What you need to do:
Print all the data, keeping every line exactly as it is.

(Figure data in JSON)
---*---
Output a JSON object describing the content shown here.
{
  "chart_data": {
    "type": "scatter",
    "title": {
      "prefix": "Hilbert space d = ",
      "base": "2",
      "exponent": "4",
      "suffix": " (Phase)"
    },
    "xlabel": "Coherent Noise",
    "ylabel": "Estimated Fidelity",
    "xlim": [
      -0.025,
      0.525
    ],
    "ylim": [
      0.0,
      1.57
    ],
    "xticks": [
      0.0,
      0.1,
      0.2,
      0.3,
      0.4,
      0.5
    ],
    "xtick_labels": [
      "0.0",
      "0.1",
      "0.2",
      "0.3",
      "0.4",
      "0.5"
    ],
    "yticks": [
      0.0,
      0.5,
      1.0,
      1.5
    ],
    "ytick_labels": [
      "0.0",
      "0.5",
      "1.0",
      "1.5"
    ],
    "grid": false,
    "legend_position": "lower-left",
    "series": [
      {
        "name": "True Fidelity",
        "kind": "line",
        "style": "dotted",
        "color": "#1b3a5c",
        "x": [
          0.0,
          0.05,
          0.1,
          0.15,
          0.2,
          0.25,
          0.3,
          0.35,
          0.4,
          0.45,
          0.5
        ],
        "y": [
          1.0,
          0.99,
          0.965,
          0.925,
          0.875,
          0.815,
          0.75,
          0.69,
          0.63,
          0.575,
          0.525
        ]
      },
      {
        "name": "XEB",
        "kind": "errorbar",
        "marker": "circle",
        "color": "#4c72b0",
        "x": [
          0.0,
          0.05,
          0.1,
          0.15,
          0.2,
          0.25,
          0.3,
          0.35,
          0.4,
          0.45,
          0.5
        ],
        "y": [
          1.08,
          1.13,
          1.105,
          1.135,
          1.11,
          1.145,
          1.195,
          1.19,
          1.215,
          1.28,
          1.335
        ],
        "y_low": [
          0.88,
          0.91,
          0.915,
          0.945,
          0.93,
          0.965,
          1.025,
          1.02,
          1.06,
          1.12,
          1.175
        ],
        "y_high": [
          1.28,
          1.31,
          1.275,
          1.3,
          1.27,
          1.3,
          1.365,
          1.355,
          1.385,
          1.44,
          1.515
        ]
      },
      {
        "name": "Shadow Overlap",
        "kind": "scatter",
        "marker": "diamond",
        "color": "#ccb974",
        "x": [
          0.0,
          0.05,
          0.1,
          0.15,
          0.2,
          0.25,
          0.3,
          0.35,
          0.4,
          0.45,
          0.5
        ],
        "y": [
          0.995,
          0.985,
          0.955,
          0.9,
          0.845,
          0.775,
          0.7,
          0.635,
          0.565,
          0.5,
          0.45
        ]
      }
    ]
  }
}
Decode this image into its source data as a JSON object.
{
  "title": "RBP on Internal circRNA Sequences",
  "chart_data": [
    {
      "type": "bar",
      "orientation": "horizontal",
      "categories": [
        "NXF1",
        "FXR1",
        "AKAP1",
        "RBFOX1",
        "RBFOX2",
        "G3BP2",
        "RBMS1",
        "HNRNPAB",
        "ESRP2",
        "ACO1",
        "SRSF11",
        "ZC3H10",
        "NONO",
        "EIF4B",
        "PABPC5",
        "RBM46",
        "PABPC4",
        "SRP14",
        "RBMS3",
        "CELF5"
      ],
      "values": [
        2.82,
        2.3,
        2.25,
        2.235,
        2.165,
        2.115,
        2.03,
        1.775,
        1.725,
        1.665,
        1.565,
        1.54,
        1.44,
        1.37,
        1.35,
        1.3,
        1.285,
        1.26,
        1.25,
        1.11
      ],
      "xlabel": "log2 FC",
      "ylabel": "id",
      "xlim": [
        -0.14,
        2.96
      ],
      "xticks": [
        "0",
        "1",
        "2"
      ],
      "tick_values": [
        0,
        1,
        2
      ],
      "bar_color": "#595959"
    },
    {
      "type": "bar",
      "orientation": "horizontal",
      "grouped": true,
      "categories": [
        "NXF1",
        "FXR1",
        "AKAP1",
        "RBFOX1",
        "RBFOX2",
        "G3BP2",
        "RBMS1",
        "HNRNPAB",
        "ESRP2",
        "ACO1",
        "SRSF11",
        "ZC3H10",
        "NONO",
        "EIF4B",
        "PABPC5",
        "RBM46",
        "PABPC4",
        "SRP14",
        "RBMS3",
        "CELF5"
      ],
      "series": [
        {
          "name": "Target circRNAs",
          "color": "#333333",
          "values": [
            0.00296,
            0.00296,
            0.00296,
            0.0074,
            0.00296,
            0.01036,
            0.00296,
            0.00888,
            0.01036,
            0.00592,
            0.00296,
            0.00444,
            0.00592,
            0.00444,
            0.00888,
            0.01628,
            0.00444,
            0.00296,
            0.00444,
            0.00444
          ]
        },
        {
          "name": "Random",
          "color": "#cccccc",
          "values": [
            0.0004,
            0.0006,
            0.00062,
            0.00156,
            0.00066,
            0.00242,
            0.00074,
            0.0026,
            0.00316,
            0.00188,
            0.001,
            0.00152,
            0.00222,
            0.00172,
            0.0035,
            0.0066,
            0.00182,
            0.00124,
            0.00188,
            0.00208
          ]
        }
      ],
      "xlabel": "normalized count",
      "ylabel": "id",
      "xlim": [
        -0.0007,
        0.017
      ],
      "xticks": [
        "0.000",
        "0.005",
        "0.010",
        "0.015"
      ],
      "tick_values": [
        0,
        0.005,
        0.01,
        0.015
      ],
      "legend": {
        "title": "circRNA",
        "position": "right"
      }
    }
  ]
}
---*---
Exercise result:
Output a JSON object describing the content shown here.
{
  "chart_data": {
    "type": "scatter",
    "title": {
      "prefix": "Hilbert space d = ",
      "base": "2",
      "exponent": "4",
      "suffix": " (Phase)"
    },
    "xlabel": "Coherent Noise",
    "ylabel": "Estimated Fidelity",
    "xlim": [
      -0.025,
      0.525
    ],
    "ylim": [
      0.0,
      1.57
    ],
    "xticks": [
      0.0,
      0.1,
      0.2,
      0.3,
      0.4,
      0.5
    ],
    "xtick_labels": [
      "0.0",
      "0.1",
      "0.2",
      "0.3",
      "0.4",
      "0.5"
    ],
    "yticks": [
      0.0,
      0.5,
      1.0,
      1.5
    ],
    "ytick_labels": [
      "0.0",
      "0.5",
      "1.0",
      "1.5"
    ],
    "grid": false,
    "legend_position": "lower-left",
    "series": [
      {
        "name": "True Fidelity",
        "kind": "line",
        "style": "dotted",
        "color": "#1b3a5c",
        "x": [
          0.0,
          0.05,
          0.1,
          0.15,
          0.2,
          0.25,
          0.3,
          0.35,
          0.4,
          0.45,
          0.5
        ],
        "y": [
          1.0,
          0.99,
          0.965,
          0.925,
          0.875,
          0.815,
          0.75,
          0.69,
          0.63,
          0.575,
          0.525
        ]
      },
      {
        "name": "XEB",
        "kind": "errorbar",
        "marker": "circle",
        "color": "#4c72b0",
        "x": [
          0.0,
          0.05,
          0.1,
          0.15,
          0.2,
          0.25,
          0.3,
          0.35,
          0.4,
          0.45,
          0.5
        ],
        "y": [
          1.08,
          1.13,
          1.105,
          1.135,
          1.11,
          1.145,
          1.195,
          1.19,
          1.215,
          1.28,
          1.335
        ],
        "y_low": [
          0.88,
          0.91,
          0.915,
          0.945,
          0.93,
          0.965,
          1.025,
          1.02,
          1.06,
          1.12,
          1.175
        ],
        "y_high": [
          1.28,
          1.31,
          1.275,
          1.3,
          1.27,
          1.3,
          1.365,
          1.355,
          1.385,
          1.44,
          1.515
        ]
      },
      {
        "name": "Shadow Overlap",
        "kind": "scatter",
        "marker": "diamond",
        "color": "#ccb974",
        "x": [
          0.0,
          0.05,
          0.1,
          0.15,
          0.2,
          0.25,
          0.3,
          0.35,
          0.4,
          0.45,
          0.5
        ],
        "y": [
          0.995,
          0.985,
          0.955,
          0.9,
          0.845,
          0.775,
          0.7,
          0.635,
          0.565,
          0.5,
          0.45
        ]
      }
    ]
  }
}
Decode this image into its source data as a JSON object.
{
  "title": "RBP on Internal circRNA Sequences",
  "chart_data": [
    {
      "type": "bar",
      "orientation": "horizontal",
      "categories": [
        "NXF1",
        "FXR1",
        "AKAP1",
        "RBFOX1",
        "RBFOX2",
        "G3BP2",
        "RBMS1",
        "HNRNPAB",
        "ESRP2",
        "ACO1",
        "SRSF11",
        "ZC3H10",
        "NONO",
        "EIF4B",
        "PABPC5",
        "RBM46",
        "PABPC4",
        "SRP14",
        "RBMS3",
        "CELF5"
      ],
      "values": [
        2.82,
        2.3,
        2.25,
        2.235,
        2.165,
        2.115,
        2.03,
        1.775,
        1.725,
        1.665,
        1.565,
        1.54,
        1.44,
        1.37,
        1.35,
        1.3,
        1.285,
        1.26,
        1.25,
        1.11
      ],
      "xlabel": "log2 FC",
      "ylabel": "id",
      "xlim": [
        -0.14,
        2.96
      ],
      "xticks": [
        "0",
        "1",
        "2"
      ],
      "tick_values": [
        0,
        1,
        2
      ],
      "bar_color": "#595959"
    },
    {
      "type": "bar",
      "orientation": "horizontal",
      "grouped": true,
      "categories": [
        "NXF1",
        "FXR1",
        "AKAP1",
        "RBFOX1",
        "RBFOX2",
        "G3BP2",
        "RBMS1",
        "HNRNPAB",
        "ESRP2",
        "ACO1",
        "SRSF11",
        "ZC3H10",
        "NONO",
        "EIF4B",
        "PABPC5",
        "RBM46",
        "PABPC4",
        "SRP14",
        "RBMS3",
        "CELF5"
      ],
      "series": [
        {
          "name": "Target circRNAs",
          "color": "#333333",
          "values": [
            0.00296,
            0.00296,
            0.00296,
            0.0074,
            0.00296,
            0.01036,
            0.00296,
            0.00888,
            0.01036,
            0.00592,
            0.00296,
            0.00444,
            0.00592,
            0.00444,
            0.00888,
            0.01628,
            0.00444,
            0.00296,
            0.00444,
            0.00444
          ]
        },
        {
          "name": "Random",
          "color": "#cccccc",
          "values": [
            0.0004,
            0.0006,
            0.00062,
            0.00156,
            0.00066,
            0.00242,
            0.00074,
            0.0026,
            0.00316,
            0.00188,
            0.001,
            0.00152,
            0.00222,
            0.00172,
            0.0035,
            0.0066,
            0.00182,
            0.00124,
            0.00188,
            0.00208
          ]
        }
      ],
      "xlabel": "normalized count",
      "ylabel": "id",
      "xlim": [
        -0.0007,
        0.017
      ],
      "xticks": [
        "0.000",
        "0.005",
        "0.010",
        "0.015"
      ],
      "tick_values": [
        0,
        0.005,
        0.01,
        0.015
      ],
      "legend": {
        "title": "circRNA",
        "position": "right"
      }
    }
  ]
}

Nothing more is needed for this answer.